Work instructions: Set down, in full, every record in the block.

Supplied records:

• • • •

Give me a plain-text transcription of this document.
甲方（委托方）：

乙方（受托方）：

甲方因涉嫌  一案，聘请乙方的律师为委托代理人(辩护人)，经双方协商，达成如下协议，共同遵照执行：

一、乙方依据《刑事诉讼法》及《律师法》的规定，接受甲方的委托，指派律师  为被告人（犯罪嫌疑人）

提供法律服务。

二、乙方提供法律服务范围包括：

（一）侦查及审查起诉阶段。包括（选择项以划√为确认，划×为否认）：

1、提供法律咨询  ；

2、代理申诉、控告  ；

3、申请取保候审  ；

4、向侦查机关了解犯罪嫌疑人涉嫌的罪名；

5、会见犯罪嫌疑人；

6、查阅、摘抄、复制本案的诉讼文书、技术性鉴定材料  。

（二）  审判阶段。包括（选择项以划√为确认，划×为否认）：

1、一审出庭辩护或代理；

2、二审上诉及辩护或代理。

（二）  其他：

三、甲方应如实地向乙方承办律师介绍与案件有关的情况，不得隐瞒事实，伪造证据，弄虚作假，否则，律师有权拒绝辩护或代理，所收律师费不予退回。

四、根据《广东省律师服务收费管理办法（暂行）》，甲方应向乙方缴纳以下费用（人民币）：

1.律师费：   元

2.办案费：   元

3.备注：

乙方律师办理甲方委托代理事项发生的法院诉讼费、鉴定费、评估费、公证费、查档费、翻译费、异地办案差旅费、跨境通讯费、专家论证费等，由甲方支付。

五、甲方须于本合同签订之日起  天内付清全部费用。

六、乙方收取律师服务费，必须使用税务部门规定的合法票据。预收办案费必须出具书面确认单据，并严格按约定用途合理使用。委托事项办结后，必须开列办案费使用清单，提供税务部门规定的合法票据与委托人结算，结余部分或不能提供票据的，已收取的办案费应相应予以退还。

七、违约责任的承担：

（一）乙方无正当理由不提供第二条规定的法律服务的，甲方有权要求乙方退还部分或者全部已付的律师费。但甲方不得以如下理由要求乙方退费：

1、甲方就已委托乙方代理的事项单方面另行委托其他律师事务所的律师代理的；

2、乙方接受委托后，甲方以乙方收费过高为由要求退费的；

• • • •

Solution for this problem:
Give me a plain-text transcription of this document.
甲方（委托方）：

乙方（受托方）：

甲方因涉嫌  一案，聘请乙方的律师为委托代理人(辩护人)，经双方协商，达成如下协议，共同遵照执行：

一、乙方依据《刑事诉讼法》及《律师法》的规定，接受甲方的委托，指派律师  为被告人（犯罪嫌疑人）

提供法律服务。

二、乙方提供法律服务范围包括：

（一）侦查及审查起诉阶段。包括（选择项以划√为确认，划×为否认）：

1、提供法律咨询  ；

2、代理申诉、控告  ；

3、申请取保候审  ；

4、向侦查机关了解犯罪嫌疑人涉嫌的罪名；

5、会见犯罪嫌疑人；

6、查阅、摘抄、复制本案的诉讼文书、技术性鉴定材料  。

（二）  审判阶段。包括（选择项以划√为确认，划×为否认）：

1、一审出庭辩护或代理；

2、二审上诉及辩护或代理。

（二）  其他：

三、甲方应如实地向乙方承办律师介绍与案件有关的情况，不得隐瞒事实，伪造证据，弄虚作假，否则，律师有权拒绝辩护或代理，所收律师费不予退回。

四、根据《广东省律师服务收费管理办法（暂行）》，甲方应向乙方缴纳以下费用（人民币）：

1.律师费：   元

2.办案费：   元

3.备注：

乙方律师办理甲方委托代理事项发生的法院诉讼费、鉴定费、评估费、公证费、查档费、翻译费、异地办案差旅费、跨境通讯费、专家论证费等，由甲方支付。

五、甲方须于本合同签订之日起  天内付清全部费用。

六、乙方收取律师服务费，必须使用税务部门规定的合法票据。预收办案费必须出具书面确认单据，并严格按约定用途合理使用。委托事项办结后，必须开列办案费使用清单，提供税务部门规定的合法票据与委托人结算，结余部分或不能提供票据的，已收取的办案费应相应予以退还。

七、违约责任的承担：

（一）乙方无正当理由不提供第二条规定的法律服务的，甲方有权要求乙方退还部分或者全部已付的律师费。但甲方不得以如下理由要求乙方退费：

1、甲方就已委托乙方代理的事项单方面另行委托其他律师事务所的律师代理的；

2、乙方接受委托后，甲方以乙方收费过高为由要求退费的；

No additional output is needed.